═════ RAW DATA ═════

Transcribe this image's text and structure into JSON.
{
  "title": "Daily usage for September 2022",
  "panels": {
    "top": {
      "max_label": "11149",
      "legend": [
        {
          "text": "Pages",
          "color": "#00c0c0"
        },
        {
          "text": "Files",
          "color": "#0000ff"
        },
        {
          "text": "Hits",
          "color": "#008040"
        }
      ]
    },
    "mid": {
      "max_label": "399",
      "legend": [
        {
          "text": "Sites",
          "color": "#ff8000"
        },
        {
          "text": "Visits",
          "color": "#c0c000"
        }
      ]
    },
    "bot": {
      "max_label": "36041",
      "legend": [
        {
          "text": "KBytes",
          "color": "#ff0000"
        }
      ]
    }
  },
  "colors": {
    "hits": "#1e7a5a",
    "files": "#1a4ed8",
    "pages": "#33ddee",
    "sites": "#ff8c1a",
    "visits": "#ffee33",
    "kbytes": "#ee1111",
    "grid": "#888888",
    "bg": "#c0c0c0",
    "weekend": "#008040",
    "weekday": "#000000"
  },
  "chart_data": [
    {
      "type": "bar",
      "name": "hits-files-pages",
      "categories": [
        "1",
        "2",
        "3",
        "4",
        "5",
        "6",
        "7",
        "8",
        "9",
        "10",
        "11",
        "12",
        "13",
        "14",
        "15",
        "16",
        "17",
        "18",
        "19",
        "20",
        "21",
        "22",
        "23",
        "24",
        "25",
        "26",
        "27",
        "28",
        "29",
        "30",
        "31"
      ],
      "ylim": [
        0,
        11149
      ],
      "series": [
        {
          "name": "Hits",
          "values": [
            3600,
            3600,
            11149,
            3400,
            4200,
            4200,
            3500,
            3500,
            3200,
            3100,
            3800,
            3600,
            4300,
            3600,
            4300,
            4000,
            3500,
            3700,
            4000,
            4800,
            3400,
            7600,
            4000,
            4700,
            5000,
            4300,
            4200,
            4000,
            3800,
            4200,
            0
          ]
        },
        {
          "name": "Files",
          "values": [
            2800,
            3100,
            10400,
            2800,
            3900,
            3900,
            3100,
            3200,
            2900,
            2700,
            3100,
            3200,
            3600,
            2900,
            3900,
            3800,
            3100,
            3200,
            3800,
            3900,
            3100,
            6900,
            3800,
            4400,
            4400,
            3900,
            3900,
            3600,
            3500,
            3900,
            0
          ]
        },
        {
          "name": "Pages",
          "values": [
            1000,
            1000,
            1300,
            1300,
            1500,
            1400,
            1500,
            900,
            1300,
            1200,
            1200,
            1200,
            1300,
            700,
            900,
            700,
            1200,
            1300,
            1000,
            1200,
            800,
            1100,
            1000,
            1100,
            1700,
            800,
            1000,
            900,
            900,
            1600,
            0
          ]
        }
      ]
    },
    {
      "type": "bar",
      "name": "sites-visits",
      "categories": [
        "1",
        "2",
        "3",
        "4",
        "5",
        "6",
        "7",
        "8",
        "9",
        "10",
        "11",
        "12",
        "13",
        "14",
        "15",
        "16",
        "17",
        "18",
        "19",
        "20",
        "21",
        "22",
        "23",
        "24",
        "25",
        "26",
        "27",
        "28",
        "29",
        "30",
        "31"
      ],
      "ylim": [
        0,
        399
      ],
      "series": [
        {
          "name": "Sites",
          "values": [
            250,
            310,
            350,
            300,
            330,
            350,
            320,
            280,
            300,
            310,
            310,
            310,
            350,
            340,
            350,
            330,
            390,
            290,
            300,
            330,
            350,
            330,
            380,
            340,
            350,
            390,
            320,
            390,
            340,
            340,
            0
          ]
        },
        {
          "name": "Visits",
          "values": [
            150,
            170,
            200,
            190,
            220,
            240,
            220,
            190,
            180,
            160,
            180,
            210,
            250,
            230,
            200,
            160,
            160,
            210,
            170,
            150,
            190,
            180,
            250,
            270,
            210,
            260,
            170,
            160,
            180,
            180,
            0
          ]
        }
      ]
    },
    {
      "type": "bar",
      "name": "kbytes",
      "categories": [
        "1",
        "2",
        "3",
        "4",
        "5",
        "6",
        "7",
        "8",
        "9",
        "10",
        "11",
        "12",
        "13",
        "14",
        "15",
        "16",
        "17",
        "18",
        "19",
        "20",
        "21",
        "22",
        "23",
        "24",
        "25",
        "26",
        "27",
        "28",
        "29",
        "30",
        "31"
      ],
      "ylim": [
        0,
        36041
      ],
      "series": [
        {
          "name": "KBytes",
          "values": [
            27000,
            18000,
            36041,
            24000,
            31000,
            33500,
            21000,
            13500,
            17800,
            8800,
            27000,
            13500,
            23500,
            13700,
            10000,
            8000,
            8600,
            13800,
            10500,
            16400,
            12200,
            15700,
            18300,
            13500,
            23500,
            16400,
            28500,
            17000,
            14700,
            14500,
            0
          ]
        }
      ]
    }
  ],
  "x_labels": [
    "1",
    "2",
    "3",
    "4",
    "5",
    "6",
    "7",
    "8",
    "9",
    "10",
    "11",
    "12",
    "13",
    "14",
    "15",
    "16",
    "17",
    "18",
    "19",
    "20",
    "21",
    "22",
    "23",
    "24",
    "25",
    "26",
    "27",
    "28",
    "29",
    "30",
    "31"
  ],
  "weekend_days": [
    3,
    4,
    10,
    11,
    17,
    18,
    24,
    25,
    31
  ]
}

═════

* [WHAT IS BEING ASKED]: Restate the listing above word for word.

* [WORKED SOLUTION]:
Transcribe this image's text and structure into JSON.
{
  "title": "Daily usage for September 2022",
  "panels": {
    "top": {
      "max_label": "11149",
      "legend": [
        {
          "text": "Pages",
          "color": "#00c0c0"
        },
        {
          "text": "Files",
          "color": "#0000ff"
        },
        {
          "text": "Hits",
          "color": "#008040"
        }
      ]
    },
    "mid": {
      "max_label": "399",
      "legend": [
        {
          "text": "Sites",
          "color": "#ff8000"
        },
        {
          "text": "Visits",
          "color": "#c0c000"
        }
      ]
    },
    "bot": {
      "max_label": "36041",
      "legend": [
        {
          "text": "KBytes",
          "color": "#ff0000"
        }
      ]
    }
  },
  "colors": {
    "hits": "#1e7a5a",
    "files": "#1a4ed8",
    "pages": "#33ddee",
    "sites": "#ff8c1a",
    "visits": "#ffee33",
    "kbytes": "#ee1111",
    "grid": "#888888",
    "bg": "#c0c0c0",
    "weekend": "#008040",
    "weekday": "#000000"
  },
  "chart_data": [
    {
      "type": "bar",
      "name": "hits-files-pages",
      "categories": [
        "1",
        "2",
        "3",
        "4",
        "5",
        "6",
        "7",
        "8",
        "9",
        "10",
        "11",
        "12",
        "13",
        "14",
        "15",
        "16",
        "17",
        "18",
        "19",
        "20",
        "21",
        "22",
        "23",
        "24",
        "25",
        "26",
        "27",
        "28",
        "29",
        "30",
        "31"
      ],
      "ylim": [
        0,
        11149
      ],
      "series": [
        {
          "name": "Hits",
          "values": [
            3600,
            3600,
            11149,
            3400,
            4200,
            4200,
            3500,
            3500,
            3200,
            3100,
            3800,
            3600,
            4300,
            3600,
            4300,
            4000,
            3500,
            3700,
            4000,
            4800,
            3400,
            7600,
            4000,
            4700,
            5000,
            4300,
            4200,
            4000,
            3800,
            4200,
            0
          ]
        },
        {
          "name": "Files",
          "values": [
            2800,
            3100,
            10400,
            2800,
            3900,
            3900,
            3100,
            3200,
            2900,
            2700,
            3100,
            3200,
            3600,
            2900,
            3900,
            3800,
            3100,
            3200,
            3800,
            3900,
            3100,
            6900,
            3800,
            4400,
            4400,
            3900,
            3900,
            3600,
            3500,
            3900,
            0
          ]
        },
        {
          "name": "Pages",
          "values": [
            1000,
            1000,
            1300,
            1300,
            1500,
            1400,
            1500,
            900,
            1300,
            1200,
            1200,
            1200,
            1300,
            700,
            900,
            700,
            1200,
            1300,
            1000,
            1200,
            800,
            1100,
            1000,
            1100,
            1700,
            800,
            1000,
            900,
            900,
            1600,
            0
          ]
        }
      ]
    },
    {
      "type": "bar",
      "name": "sites-visits",
      "categories": [
        "1",
        "2",
        "3",
        "4",
        "5",
        "6",
        "7",
        "8",
        "9",
        "10",
        "11",
        "12",
        "13",
        "14",
        "15",
        "16",
        "17",
        "18",
        "19",
        "20",
        "21",
        "22",
        "23",
        "24",
        "25",
        "26",
        "27",
        "28",
        "29",
        "30",
        "31"
      ],
      "ylim": [
        0,
        399
      ],
      "series": [
        {
          "name": "Sites",
          "values": [
            250,
            310,
            350,
            300,
            330,
            350,
            320,
            280,
            300,
            310,
            310,
            310,
            350,
            340,
            350,
            330,
            390,
            290,
            300,
            330,
            350,
            330,
            380,
            340,
            350,
            390,
            320,
            390,
            340,
            340,
            0
          ]
        },
        {
          "name": "Visits",
          "values": [
            150,
            170,
            200,
            190,
            220,
            240,
            220,
            190,
            180,
            160,
            180,
            210,
            250,
            230,
            200,
            160,
            160,
            210,
            170,
            150,
            190,
            180,
            250,
            270,
            210,
            260,
            170,
            160,
            180,
            180,
            0
          ]
        }
      ]
    },
    {
      "type": "bar",
      "name": "kbytes",
      "categories": [
        "1",
        "2",
        "3",
        "4",
        "5",
        "6",
        "7",
        "8",
        "9",
        "10",
        "11",
        "12",
        "13",
        "14",
        "15",
        "16",
        "17",
        "18",
        "19",
        "20",
        "21",
        "22",
        "23",
        "24",
        "25",
        "26",
        "27",
        "28",
        "29",
        "30",
        "31"
      ],
      "ylim": [
        0,
        36041
      ],
      "series": [
        {
          "name": "KBytes",
          "values": [
            27000,
            18000,
            36041,
            24000,
            31000,
            33500,
            21000,
            13500,
            17800,
            8800,
            27000,
            13500,
            23500,
            13700,
            10000,
            8000,
            8600,
            13800,
            10500,
            16400,
            12200,
            15700,
            18300,
            13500,
            23500,
            16400,
            28500,
            17000,
            14700,
            14500,
            0
          ]
        }
      ]
    }
  ],
  "x_labels": [
    "1",
    "2",
    "3",
    "4",
    "5",
    "6",
    "7",
    "8",
    "9",
    "10",
    "11",
    "12",
    "13",
    "14",
    "15",
    "16",
    "17",
    "18",
    "19",
    "20",
    "21",
    "22",
    "23",
    "24",
    "25",
    "26",
    "27",
    "28",
    "29",
    "30",
    "31"
  ],
  "weekend_days": [
    3,
    4,
    10,
    11,
    17,
    18,
    24,
    25,
    31
  ]
}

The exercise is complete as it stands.